STATED PROBLEM:
Determine which lines contain the word "color", then copy those lines.

-- BEGIN DATA SUPPLIED --

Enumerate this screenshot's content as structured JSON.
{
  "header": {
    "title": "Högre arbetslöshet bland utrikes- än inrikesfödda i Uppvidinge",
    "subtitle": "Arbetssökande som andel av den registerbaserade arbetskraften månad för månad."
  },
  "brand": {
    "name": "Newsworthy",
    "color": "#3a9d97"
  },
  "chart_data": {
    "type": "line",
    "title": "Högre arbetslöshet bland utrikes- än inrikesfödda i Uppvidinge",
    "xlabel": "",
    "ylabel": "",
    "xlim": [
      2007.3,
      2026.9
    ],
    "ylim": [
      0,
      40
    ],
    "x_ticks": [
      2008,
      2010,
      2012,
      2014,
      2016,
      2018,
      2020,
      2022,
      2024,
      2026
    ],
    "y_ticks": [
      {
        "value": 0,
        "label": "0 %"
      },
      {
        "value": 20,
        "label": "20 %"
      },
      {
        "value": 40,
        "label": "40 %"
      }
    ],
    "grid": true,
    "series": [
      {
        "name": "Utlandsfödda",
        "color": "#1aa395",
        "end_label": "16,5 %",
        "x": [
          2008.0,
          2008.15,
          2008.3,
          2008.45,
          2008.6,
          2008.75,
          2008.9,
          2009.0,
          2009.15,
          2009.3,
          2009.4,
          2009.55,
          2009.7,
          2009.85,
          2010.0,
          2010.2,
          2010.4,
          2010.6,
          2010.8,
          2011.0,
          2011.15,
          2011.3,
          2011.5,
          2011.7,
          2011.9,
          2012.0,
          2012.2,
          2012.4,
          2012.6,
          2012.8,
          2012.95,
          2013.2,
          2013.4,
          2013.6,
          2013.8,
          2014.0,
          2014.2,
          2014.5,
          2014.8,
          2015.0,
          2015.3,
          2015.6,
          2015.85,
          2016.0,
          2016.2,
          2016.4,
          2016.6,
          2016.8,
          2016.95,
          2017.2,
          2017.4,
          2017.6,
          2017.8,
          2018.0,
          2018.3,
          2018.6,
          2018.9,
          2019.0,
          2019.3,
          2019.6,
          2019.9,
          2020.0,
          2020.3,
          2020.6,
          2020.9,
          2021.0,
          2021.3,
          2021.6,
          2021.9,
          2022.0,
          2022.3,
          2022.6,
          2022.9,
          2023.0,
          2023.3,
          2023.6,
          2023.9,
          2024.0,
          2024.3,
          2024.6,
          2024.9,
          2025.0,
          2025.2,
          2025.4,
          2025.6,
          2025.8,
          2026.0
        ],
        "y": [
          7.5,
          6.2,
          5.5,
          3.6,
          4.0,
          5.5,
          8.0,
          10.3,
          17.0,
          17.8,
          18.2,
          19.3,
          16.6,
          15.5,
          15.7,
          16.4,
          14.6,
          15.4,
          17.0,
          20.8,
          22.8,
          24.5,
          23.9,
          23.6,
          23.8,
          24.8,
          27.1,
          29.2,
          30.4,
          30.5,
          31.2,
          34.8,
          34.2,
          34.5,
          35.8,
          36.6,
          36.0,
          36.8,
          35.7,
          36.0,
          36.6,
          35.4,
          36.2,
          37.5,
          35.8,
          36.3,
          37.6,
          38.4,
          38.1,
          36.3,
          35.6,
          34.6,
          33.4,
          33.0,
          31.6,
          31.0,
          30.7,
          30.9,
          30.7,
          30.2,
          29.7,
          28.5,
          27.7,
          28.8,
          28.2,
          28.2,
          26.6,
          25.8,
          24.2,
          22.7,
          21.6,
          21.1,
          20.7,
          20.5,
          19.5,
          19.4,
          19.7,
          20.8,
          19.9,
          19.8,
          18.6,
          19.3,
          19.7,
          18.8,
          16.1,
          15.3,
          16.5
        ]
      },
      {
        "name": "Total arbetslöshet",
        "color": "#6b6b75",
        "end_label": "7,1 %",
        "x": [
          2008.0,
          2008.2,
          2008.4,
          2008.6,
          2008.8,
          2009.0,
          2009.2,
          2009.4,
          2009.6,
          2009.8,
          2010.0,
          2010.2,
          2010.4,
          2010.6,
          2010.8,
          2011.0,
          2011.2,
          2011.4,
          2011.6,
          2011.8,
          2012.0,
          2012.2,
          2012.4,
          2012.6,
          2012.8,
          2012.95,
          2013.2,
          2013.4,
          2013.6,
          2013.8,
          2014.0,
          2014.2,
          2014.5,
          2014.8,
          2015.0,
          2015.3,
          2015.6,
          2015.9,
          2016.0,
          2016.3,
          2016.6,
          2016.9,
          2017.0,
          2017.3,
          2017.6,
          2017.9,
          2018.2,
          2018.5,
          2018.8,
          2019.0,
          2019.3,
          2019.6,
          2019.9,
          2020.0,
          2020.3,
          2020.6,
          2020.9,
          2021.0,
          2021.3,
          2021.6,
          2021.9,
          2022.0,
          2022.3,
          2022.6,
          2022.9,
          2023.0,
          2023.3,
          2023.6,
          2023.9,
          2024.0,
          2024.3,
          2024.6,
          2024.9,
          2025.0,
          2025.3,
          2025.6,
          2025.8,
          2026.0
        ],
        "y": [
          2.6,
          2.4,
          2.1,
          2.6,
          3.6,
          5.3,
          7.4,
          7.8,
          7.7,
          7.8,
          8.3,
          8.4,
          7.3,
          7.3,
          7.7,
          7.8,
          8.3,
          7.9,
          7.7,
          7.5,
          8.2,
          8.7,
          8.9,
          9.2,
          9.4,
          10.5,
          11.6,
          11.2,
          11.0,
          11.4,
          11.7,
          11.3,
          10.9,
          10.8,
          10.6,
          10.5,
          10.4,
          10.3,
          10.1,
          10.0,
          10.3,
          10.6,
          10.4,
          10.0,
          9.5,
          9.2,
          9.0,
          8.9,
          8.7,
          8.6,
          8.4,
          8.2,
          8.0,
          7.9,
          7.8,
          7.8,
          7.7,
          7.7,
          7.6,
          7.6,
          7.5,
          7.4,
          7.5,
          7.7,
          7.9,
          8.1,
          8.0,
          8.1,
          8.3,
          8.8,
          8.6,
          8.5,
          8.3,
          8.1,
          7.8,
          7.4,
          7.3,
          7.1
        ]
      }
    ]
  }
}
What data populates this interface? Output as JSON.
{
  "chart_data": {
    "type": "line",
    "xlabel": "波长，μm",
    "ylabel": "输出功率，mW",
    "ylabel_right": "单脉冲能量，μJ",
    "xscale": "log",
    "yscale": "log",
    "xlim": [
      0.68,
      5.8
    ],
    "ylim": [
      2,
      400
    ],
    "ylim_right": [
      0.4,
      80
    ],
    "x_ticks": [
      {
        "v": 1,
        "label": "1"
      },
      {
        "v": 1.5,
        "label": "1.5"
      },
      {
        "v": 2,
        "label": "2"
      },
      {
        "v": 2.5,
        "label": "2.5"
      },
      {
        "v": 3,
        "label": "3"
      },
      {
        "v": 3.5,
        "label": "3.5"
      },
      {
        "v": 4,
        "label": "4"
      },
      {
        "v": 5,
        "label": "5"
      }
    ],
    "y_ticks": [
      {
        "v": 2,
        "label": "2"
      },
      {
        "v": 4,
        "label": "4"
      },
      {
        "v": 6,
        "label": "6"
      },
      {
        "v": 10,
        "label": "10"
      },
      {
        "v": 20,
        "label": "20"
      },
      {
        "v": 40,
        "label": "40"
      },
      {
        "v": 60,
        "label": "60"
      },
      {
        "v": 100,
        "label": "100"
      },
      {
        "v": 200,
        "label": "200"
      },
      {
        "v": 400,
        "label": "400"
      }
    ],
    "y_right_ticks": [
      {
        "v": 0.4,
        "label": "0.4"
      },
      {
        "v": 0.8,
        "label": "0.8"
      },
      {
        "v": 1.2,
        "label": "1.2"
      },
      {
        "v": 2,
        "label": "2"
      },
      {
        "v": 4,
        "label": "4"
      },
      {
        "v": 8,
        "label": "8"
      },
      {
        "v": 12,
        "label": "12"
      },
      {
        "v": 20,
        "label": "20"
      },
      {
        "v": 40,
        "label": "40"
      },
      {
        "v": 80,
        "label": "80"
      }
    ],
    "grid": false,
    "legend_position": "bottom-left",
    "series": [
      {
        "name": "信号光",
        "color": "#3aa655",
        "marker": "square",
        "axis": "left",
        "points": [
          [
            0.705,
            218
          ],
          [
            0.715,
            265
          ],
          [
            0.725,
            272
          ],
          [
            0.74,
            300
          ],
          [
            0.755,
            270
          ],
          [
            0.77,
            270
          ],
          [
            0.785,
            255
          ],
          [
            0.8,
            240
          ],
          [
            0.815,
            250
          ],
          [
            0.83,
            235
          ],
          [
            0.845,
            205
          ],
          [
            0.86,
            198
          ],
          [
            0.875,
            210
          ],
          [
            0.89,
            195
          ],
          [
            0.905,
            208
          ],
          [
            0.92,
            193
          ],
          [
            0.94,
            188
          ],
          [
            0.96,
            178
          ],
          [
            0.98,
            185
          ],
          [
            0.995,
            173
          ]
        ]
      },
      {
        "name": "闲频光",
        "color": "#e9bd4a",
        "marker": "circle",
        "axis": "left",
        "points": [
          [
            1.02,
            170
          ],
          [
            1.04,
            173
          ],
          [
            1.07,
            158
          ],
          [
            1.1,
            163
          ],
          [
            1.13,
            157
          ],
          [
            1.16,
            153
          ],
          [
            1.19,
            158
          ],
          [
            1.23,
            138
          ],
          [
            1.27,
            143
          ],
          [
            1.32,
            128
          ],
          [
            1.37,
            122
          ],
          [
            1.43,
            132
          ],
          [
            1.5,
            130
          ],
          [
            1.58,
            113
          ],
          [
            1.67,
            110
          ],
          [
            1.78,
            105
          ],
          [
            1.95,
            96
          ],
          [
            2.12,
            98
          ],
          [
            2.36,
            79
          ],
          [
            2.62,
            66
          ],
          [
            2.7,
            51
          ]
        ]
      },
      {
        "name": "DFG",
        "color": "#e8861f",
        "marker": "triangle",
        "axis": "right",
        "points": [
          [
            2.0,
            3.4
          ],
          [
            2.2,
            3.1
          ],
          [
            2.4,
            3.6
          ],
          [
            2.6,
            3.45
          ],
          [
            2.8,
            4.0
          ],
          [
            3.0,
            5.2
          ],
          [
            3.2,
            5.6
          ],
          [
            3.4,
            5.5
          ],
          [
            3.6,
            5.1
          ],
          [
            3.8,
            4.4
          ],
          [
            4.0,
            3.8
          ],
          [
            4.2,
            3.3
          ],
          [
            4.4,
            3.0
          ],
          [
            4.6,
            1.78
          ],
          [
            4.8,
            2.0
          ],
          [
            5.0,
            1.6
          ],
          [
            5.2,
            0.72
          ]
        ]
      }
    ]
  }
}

-- END DATA SUPPLIED --

COMPLETE OUTPUT:
    "color": "#3a9d97"
        "color": "#1aa395",
        "color": "#6b6b75",
        "color": "#3aa655",
        "color": "#e9bd4a",
        "color": "#e8861f",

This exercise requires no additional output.